§ **Problem to solve**:
Below are records; work out how many of their lines hold the string "содержатся" and give that number alone.

▼

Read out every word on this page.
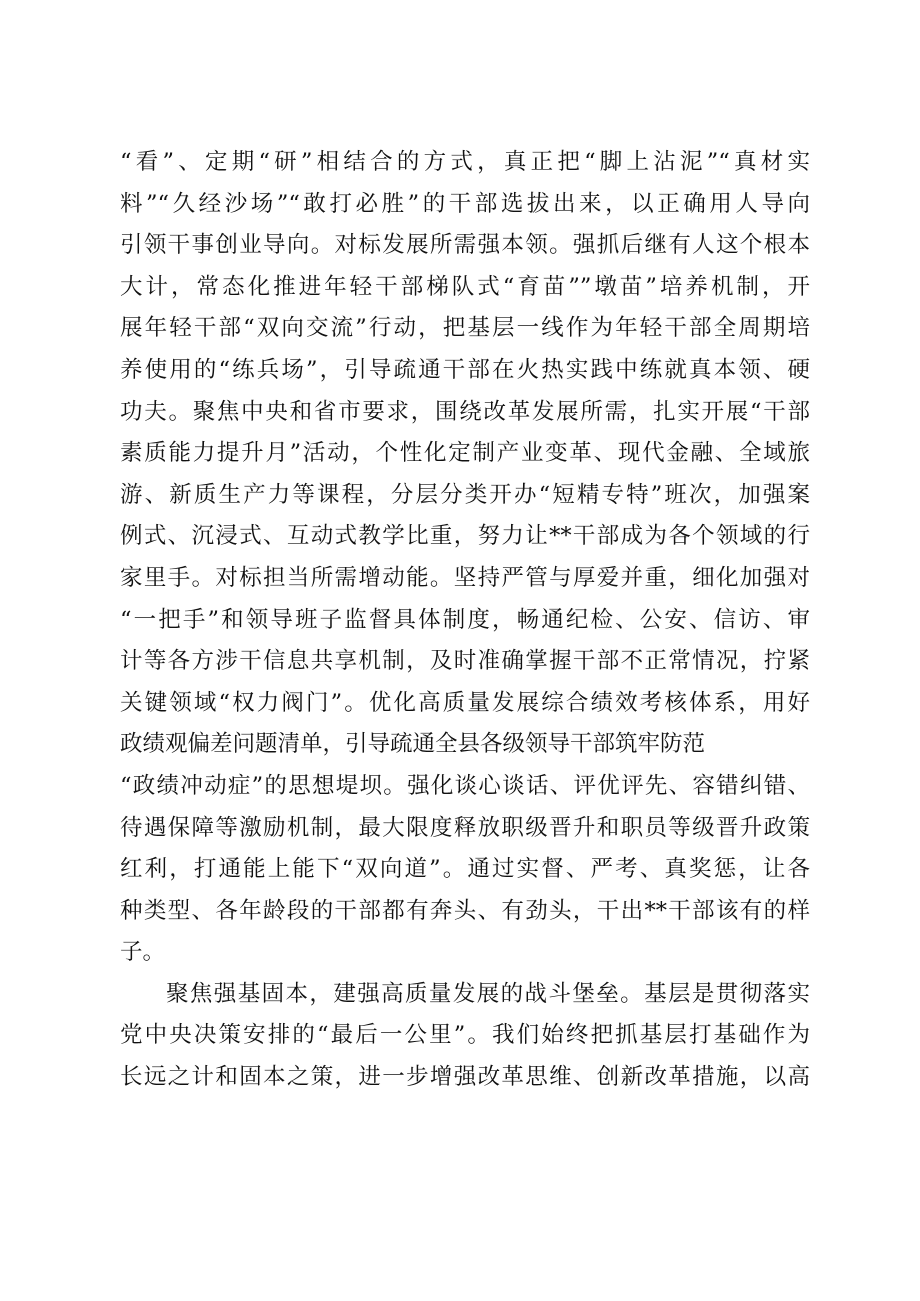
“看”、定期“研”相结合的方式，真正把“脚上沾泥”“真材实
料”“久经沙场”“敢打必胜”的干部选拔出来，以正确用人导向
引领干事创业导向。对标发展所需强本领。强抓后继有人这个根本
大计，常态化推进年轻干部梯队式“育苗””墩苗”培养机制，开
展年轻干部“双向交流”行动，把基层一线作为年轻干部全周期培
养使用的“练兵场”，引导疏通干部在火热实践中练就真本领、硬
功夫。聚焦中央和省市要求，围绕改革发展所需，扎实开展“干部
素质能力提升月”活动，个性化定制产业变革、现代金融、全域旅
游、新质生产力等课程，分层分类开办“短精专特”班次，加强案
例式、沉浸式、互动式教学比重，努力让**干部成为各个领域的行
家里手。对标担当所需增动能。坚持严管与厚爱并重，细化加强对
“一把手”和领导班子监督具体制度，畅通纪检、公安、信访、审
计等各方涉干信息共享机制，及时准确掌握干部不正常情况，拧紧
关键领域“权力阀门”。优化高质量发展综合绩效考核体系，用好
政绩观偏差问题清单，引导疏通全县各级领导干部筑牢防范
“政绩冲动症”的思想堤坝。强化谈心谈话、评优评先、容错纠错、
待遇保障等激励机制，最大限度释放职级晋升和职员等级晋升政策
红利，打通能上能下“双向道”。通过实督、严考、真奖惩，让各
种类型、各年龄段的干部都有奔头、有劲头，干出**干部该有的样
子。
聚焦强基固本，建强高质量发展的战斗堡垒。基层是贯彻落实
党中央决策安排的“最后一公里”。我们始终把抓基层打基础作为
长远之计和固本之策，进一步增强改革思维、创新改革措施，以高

▲
▼

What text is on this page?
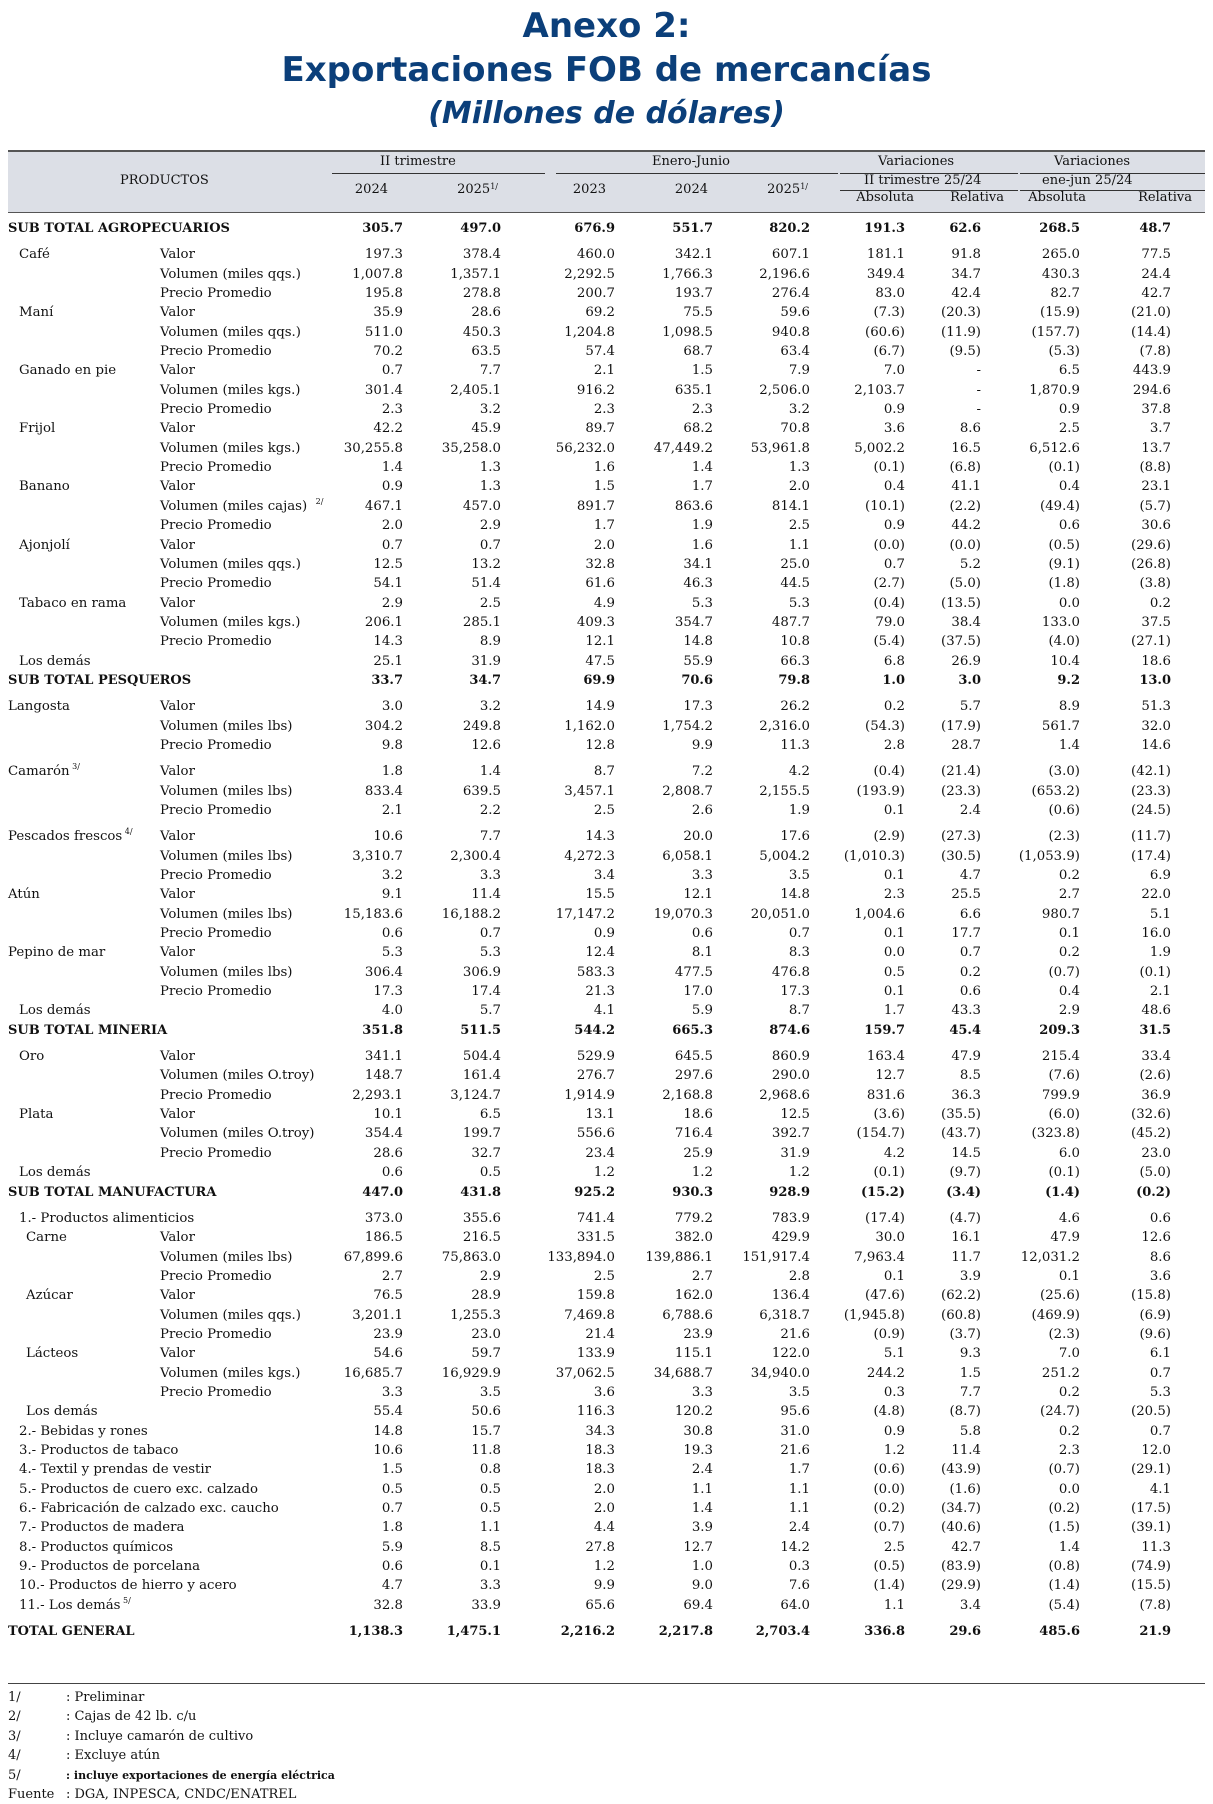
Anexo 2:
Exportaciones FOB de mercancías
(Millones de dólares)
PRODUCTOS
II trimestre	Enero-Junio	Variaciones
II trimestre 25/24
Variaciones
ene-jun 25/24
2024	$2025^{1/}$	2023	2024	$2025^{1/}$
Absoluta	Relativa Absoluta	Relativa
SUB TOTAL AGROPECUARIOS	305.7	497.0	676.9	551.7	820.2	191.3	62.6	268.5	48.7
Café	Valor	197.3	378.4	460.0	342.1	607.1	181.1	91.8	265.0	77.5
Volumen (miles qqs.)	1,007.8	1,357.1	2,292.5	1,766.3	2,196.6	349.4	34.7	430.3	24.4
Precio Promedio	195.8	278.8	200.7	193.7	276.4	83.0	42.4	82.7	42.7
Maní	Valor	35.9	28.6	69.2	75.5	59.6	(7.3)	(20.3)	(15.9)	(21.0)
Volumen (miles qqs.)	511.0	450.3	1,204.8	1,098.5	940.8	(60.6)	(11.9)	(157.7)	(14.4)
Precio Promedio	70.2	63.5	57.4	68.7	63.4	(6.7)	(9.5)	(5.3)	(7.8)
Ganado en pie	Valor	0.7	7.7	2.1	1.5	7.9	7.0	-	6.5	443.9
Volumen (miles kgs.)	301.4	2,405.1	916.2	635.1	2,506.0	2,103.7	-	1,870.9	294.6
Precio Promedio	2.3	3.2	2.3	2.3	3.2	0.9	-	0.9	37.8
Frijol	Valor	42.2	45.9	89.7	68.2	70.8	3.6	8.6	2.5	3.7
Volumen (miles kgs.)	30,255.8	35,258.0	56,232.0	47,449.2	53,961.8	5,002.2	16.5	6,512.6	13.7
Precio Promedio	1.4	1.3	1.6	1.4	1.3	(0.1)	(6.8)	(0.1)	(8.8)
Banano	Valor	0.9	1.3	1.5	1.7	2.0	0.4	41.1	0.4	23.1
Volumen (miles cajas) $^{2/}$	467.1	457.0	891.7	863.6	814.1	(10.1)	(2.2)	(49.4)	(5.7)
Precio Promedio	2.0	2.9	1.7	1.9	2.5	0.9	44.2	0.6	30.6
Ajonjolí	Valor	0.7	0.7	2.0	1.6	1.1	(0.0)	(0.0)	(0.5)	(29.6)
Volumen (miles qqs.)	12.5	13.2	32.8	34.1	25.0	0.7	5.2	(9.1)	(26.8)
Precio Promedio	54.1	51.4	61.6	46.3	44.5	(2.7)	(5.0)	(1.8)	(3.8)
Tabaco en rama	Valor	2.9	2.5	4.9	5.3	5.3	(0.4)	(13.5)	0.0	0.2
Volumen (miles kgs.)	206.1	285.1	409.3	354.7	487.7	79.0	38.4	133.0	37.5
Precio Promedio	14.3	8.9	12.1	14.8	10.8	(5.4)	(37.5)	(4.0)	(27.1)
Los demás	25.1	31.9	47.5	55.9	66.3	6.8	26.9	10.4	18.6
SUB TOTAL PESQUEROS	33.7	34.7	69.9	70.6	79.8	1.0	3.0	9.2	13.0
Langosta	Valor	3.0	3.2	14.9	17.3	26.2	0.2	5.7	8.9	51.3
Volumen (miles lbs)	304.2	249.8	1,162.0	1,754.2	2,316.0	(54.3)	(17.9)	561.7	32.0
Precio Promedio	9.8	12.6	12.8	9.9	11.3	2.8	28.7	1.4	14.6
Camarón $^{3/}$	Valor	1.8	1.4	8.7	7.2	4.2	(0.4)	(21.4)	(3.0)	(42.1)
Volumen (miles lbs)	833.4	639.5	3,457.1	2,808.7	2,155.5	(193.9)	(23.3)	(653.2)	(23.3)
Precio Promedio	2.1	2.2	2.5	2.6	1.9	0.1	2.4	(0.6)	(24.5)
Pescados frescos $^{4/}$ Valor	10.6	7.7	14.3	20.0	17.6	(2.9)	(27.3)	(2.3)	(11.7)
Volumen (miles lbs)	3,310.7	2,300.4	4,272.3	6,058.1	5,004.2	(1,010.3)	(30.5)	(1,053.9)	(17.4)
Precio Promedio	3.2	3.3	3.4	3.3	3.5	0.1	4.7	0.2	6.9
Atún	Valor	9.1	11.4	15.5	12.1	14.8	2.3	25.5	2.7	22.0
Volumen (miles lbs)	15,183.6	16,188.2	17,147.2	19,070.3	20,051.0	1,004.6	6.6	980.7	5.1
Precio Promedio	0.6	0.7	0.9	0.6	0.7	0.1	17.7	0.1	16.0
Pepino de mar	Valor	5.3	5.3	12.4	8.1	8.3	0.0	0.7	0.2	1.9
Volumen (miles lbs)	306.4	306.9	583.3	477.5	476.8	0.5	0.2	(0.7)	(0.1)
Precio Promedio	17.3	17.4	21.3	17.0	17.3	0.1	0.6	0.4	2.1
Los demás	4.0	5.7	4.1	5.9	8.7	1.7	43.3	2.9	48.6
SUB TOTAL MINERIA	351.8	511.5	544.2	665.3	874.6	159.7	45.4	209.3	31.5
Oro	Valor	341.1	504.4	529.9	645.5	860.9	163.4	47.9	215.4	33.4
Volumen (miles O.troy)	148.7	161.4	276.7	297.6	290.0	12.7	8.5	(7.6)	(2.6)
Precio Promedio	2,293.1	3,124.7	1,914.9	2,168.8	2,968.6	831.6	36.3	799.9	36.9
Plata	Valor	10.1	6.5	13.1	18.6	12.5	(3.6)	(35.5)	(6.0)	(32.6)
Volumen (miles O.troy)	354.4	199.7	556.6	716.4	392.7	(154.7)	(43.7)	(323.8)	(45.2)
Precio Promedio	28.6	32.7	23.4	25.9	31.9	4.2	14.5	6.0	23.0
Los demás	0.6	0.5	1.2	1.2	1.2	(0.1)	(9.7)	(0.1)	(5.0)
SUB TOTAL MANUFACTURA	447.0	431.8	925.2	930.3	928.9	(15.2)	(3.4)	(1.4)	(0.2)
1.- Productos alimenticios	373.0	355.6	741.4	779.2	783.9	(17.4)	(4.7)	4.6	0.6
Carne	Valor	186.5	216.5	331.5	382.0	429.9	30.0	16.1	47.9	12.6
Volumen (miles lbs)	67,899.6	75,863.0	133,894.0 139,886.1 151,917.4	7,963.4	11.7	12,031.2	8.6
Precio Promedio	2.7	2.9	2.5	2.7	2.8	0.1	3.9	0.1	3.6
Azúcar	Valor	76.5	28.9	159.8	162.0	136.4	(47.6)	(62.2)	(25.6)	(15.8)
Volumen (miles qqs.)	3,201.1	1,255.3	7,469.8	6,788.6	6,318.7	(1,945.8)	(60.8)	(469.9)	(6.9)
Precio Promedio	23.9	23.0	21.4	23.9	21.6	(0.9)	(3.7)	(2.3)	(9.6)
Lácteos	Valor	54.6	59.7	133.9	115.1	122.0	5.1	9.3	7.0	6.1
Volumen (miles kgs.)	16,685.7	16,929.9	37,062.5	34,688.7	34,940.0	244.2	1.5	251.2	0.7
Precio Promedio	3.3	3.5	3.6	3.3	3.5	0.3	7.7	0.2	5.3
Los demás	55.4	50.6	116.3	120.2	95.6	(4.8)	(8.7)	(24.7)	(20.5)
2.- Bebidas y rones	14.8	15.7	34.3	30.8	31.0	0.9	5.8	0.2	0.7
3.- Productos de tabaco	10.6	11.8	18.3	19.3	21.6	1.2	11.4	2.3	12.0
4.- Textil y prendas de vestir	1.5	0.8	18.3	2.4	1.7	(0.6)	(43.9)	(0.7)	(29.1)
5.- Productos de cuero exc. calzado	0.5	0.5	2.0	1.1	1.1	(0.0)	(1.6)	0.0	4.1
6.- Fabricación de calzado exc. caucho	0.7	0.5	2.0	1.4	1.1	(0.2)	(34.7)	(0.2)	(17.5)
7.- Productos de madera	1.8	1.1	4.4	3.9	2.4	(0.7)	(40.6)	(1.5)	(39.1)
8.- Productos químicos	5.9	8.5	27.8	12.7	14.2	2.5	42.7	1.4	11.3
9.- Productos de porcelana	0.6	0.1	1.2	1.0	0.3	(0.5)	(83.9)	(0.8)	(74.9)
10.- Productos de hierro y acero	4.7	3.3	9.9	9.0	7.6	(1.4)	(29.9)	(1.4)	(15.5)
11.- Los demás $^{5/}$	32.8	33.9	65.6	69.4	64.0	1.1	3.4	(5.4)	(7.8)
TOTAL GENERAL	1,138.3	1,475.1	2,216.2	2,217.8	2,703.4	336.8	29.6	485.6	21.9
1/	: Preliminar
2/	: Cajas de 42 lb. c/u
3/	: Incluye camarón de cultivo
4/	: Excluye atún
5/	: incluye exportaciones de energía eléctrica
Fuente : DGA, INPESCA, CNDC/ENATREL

▲
▼

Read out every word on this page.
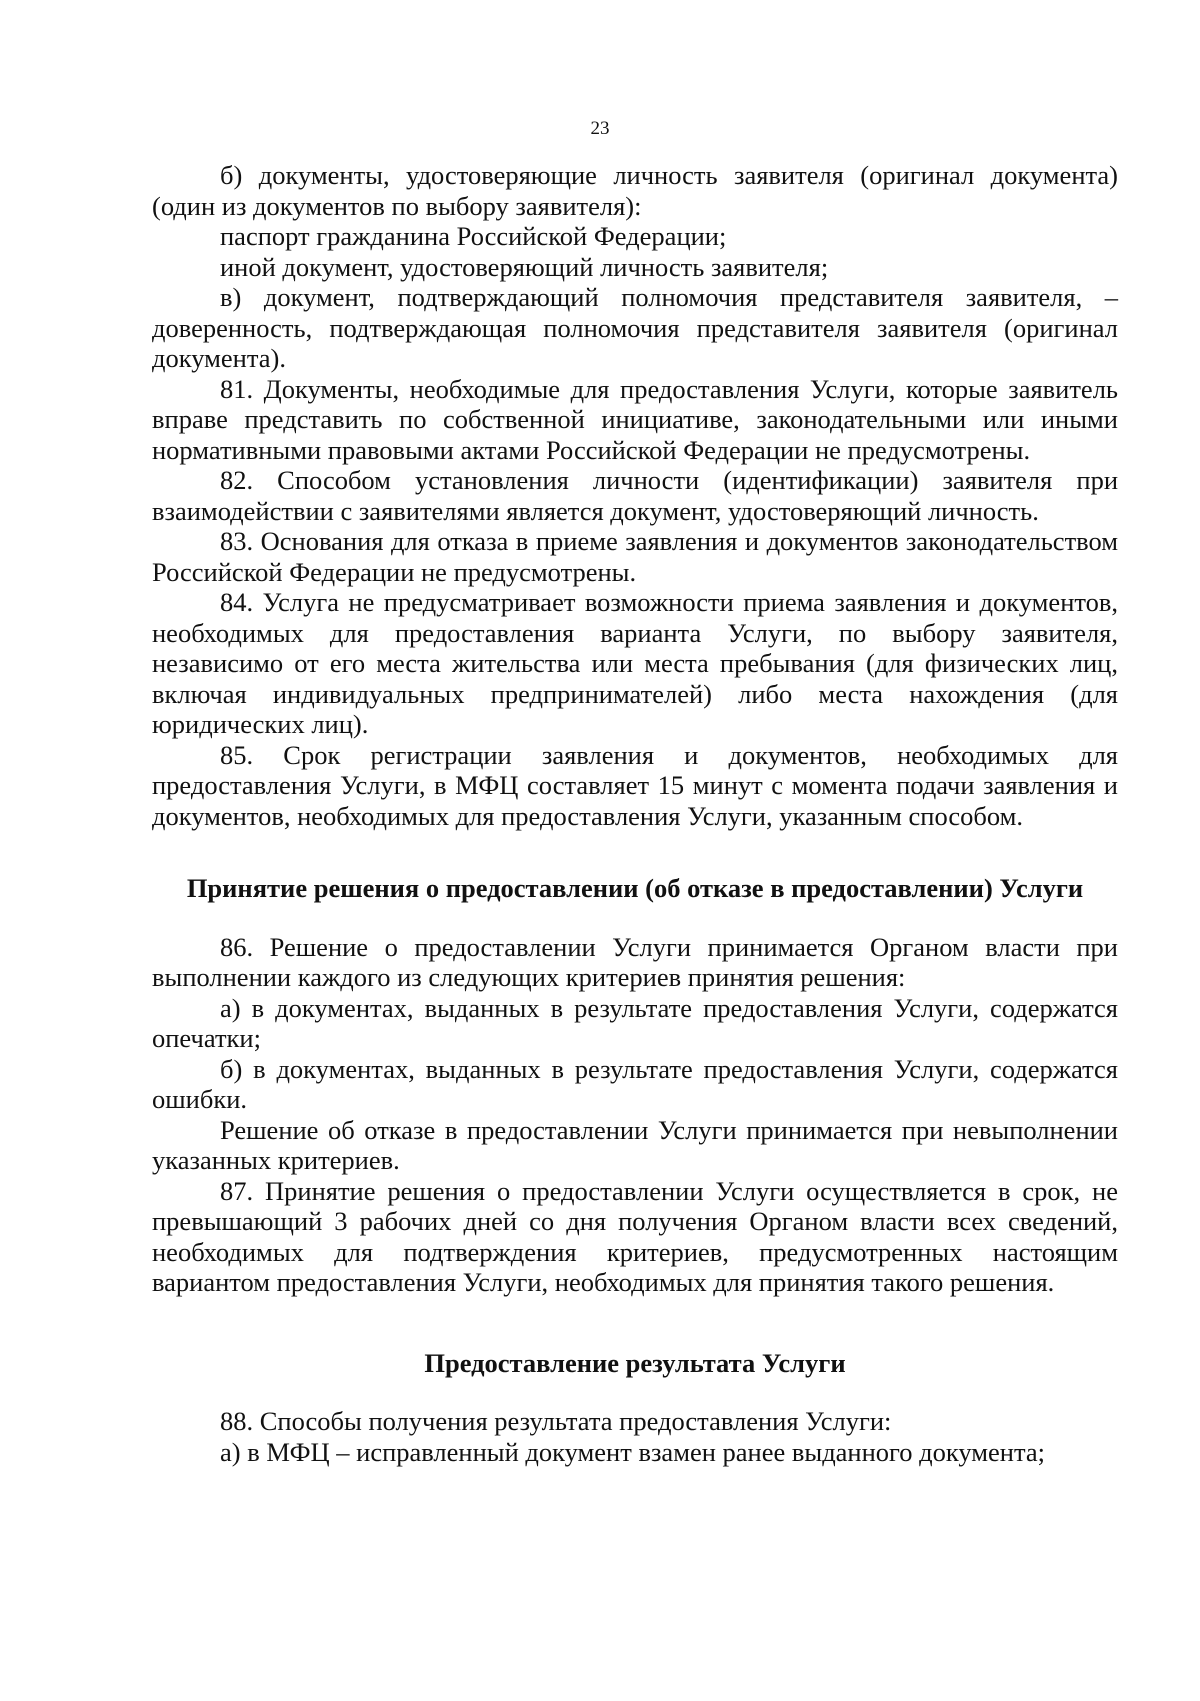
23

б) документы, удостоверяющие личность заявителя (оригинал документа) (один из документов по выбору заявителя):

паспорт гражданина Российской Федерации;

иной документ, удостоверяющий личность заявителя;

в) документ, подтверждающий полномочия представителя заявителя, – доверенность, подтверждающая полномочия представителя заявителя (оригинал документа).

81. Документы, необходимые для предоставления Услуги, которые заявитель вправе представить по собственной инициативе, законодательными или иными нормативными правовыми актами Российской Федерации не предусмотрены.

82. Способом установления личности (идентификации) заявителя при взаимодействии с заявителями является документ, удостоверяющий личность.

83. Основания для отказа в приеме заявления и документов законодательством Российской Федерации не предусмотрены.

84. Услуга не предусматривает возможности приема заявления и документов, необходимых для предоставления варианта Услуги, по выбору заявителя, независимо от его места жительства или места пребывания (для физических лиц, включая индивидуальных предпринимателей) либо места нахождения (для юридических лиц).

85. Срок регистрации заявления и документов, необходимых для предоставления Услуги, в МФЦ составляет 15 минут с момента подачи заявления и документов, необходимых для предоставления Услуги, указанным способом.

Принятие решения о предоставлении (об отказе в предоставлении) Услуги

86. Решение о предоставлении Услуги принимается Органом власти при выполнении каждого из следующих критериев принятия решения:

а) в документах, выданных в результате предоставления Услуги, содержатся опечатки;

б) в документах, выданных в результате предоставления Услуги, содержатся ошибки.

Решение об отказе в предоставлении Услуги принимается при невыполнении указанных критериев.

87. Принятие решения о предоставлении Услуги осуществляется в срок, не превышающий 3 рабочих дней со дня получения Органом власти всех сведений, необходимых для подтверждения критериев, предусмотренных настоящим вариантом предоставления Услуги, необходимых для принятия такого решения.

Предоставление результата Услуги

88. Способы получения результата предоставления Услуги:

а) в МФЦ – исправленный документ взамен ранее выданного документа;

▲

§ **Response**:
2